### Written problem
In the listing below, copy out verbatim every line starting at the one that contains "bar-label: 57% <box>196 331 219 343</box>" and ending at the one that contains "smartphone-icon <box>45 125 71 167</box>", with both of those lines included.

^^^^

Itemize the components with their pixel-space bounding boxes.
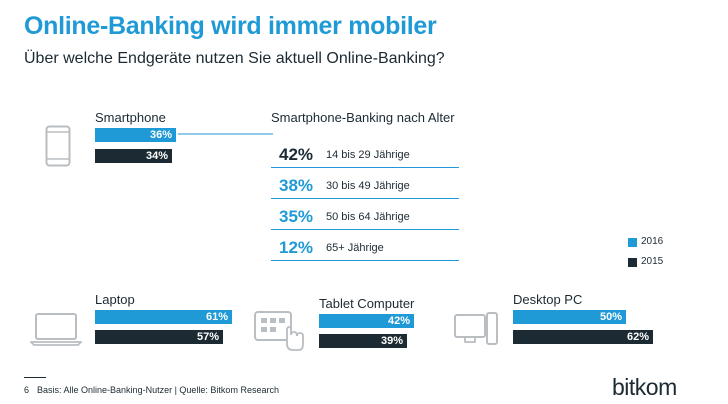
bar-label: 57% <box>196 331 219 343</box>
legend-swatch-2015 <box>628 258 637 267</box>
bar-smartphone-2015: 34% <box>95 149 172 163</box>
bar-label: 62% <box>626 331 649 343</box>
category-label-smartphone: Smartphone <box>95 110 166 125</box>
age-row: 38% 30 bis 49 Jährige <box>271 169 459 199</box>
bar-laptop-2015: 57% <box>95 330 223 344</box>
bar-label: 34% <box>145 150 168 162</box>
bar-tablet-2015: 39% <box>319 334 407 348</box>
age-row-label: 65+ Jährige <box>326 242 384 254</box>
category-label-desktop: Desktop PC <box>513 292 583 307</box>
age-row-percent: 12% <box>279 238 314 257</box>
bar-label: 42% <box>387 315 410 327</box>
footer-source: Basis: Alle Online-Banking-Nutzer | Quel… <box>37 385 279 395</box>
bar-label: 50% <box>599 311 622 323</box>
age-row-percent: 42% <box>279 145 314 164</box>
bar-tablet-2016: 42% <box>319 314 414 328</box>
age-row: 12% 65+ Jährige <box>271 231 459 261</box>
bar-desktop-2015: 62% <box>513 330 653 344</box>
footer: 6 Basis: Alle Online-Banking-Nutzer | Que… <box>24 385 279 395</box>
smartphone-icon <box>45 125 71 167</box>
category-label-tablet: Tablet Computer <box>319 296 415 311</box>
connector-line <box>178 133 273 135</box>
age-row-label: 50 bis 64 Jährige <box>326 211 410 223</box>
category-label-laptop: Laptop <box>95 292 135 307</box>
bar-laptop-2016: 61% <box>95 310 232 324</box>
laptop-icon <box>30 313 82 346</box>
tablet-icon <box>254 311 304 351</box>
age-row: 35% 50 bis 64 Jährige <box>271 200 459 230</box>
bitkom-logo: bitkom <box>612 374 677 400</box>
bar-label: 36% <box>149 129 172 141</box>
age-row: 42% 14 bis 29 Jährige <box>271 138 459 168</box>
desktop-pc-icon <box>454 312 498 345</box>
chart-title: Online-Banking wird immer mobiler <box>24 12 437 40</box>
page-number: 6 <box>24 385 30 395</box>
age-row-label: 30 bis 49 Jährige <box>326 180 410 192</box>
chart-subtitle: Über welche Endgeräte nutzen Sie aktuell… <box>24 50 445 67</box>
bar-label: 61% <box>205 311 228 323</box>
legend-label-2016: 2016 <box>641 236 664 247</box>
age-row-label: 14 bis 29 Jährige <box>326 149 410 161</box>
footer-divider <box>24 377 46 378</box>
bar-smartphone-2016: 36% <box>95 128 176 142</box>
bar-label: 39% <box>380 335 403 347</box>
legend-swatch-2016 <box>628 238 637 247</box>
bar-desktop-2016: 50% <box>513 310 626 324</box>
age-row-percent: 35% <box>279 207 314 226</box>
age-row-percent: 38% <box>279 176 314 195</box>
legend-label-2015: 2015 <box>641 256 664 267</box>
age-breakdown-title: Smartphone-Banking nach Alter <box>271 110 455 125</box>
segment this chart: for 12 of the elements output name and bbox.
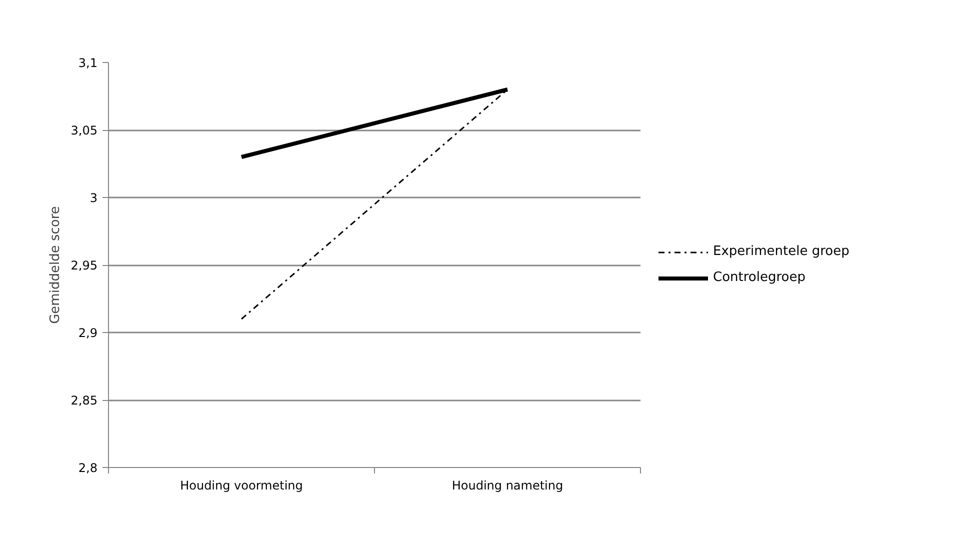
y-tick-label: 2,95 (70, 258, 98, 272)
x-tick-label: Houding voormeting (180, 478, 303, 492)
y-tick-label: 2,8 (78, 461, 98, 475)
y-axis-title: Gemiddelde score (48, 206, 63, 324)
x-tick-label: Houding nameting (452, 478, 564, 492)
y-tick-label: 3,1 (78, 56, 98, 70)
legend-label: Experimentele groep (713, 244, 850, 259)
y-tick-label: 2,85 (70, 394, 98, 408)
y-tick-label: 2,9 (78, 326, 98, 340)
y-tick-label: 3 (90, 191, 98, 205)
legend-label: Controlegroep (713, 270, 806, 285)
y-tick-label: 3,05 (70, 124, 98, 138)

^^^^

### Solved exercise
bar-label: 57% <box>196 331 219 343</box>
legend-swatch-2015 <box>628 258 637 267</box>
bar-smartphone-2015: 34% <box>95 149 172 163</box>
bar-label: 62% <box>626 331 649 343</box>
category-label-smartphone: Smartphone <box>95 110 166 125</box>
age-row: 38% 30 bis 49 Jährige <box>271 169 459 199</box>
bar-laptop-2015: 57% <box>95 330 223 344</box>
bar-label: 34% <box>145 150 168 162</box>
bar-tablet-2015: 39% <box>319 334 407 348</box>
age-row-label: 65+ Jährige <box>326 242 384 254</box>
category-label-desktop: Desktop PC <box>513 292 583 307</box>
age-row-percent: 12% <box>279 238 314 257</box>
bar-label: 42% <box>387 315 410 327</box>
footer-source: Basis: Alle Online-Banking-Nutzer | Quel… <box>37 385 279 395</box>
bar-label: 50% <box>599 311 622 323</box>
age-row-percent: 42% <box>279 145 314 164</box>
bar-tablet-2016: 42% <box>319 314 414 328</box>
age-row: 12% 65+ Jährige <box>271 231 459 261</box>
bar-desktop-2015: 62% <box>513 330 653 344</box>
footer: 6 Basis: Alle Online-Banking-Nutzer | Que… <box>24 385 279 395</box>
smartphone-icon <box>45 125 71 167</box>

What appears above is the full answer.